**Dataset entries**
+++++

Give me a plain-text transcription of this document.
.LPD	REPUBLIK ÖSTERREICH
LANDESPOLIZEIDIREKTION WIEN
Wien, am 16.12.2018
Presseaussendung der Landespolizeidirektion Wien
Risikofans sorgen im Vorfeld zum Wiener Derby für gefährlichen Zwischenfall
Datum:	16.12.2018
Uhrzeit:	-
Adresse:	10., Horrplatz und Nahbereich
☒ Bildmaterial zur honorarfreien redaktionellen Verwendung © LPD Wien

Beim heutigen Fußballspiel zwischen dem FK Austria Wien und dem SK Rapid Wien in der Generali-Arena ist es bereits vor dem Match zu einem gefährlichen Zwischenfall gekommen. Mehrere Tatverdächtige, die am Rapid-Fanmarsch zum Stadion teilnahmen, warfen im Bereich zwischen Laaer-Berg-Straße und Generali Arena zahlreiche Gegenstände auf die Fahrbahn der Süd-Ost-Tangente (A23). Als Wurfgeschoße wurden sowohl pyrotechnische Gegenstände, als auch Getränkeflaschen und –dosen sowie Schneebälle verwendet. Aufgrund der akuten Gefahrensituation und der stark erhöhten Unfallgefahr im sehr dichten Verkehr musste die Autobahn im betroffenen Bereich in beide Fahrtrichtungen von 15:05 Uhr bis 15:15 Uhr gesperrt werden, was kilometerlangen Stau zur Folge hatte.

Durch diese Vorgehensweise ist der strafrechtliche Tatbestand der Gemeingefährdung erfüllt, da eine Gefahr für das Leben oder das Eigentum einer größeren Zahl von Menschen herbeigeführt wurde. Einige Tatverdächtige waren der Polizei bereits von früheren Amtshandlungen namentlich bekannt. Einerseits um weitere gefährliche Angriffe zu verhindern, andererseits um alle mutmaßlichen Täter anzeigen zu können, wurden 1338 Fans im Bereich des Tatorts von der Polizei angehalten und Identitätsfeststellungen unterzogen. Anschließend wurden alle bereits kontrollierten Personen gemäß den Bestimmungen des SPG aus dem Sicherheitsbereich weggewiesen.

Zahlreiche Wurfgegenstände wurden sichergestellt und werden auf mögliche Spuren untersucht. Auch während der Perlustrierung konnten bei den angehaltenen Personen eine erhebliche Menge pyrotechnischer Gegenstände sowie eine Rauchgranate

+++++

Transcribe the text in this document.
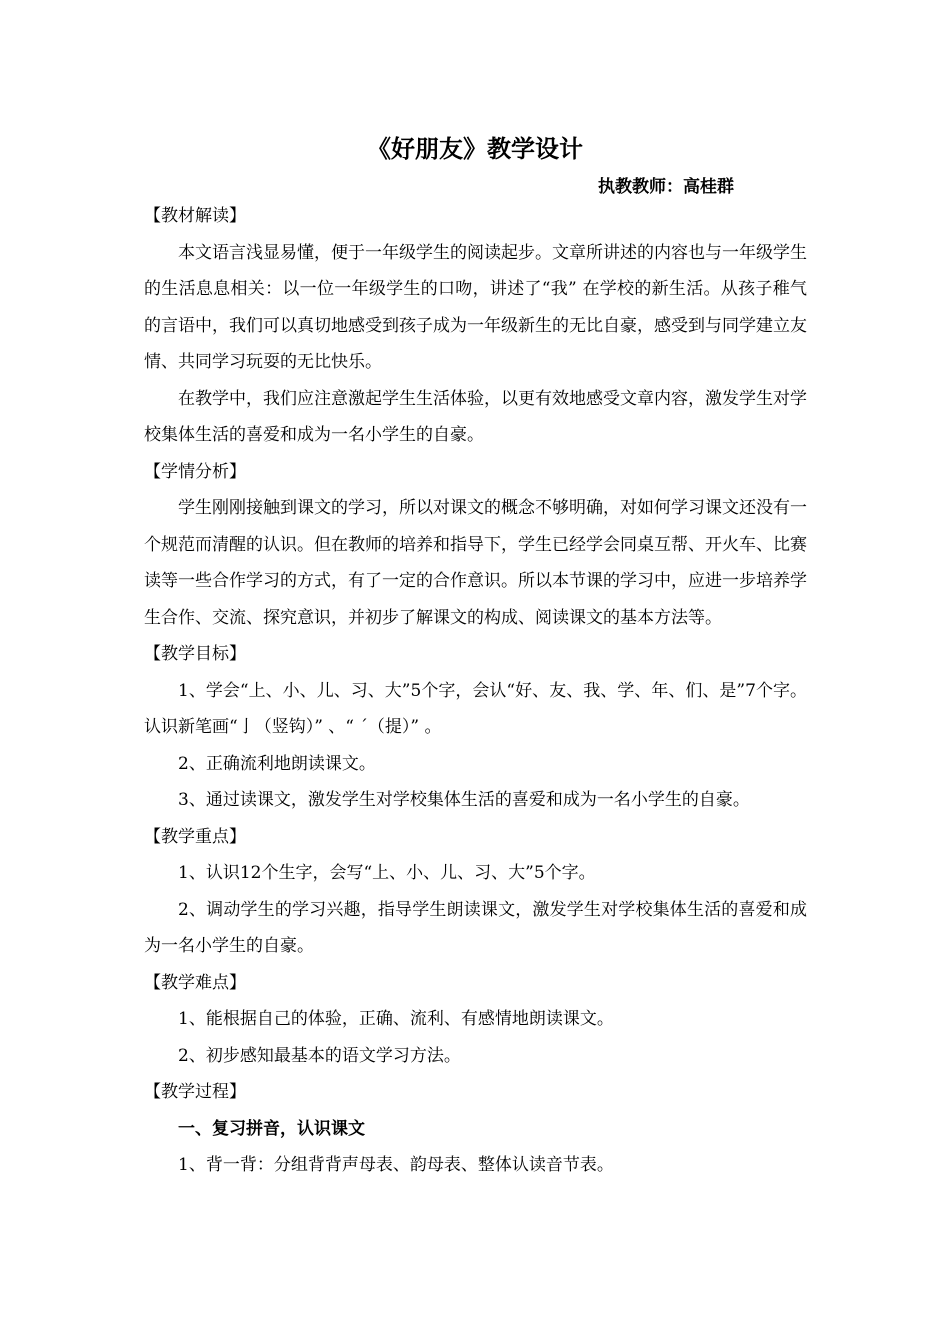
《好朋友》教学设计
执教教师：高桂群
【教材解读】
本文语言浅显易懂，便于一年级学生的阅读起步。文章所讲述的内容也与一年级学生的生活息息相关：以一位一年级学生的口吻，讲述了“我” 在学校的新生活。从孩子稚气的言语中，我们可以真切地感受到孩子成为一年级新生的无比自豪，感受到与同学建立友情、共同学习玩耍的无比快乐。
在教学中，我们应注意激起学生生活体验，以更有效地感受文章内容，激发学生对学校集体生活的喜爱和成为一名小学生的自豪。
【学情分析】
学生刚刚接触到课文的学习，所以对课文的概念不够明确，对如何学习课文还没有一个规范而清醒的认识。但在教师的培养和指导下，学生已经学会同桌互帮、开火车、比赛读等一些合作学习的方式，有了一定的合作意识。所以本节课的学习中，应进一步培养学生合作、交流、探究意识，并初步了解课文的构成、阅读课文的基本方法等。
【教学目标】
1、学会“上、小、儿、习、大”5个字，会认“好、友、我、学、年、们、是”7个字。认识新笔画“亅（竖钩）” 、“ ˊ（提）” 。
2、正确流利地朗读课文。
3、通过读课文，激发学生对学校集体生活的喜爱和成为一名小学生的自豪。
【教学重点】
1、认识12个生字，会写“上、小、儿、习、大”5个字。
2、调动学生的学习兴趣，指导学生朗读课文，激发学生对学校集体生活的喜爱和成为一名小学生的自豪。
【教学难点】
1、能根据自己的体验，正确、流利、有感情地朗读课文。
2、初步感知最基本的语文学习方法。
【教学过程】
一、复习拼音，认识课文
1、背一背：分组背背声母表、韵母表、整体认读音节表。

+++++

**Set exercise**
Tally up the lines in the records that contain the word "text" and give only the total.

**Reply**
2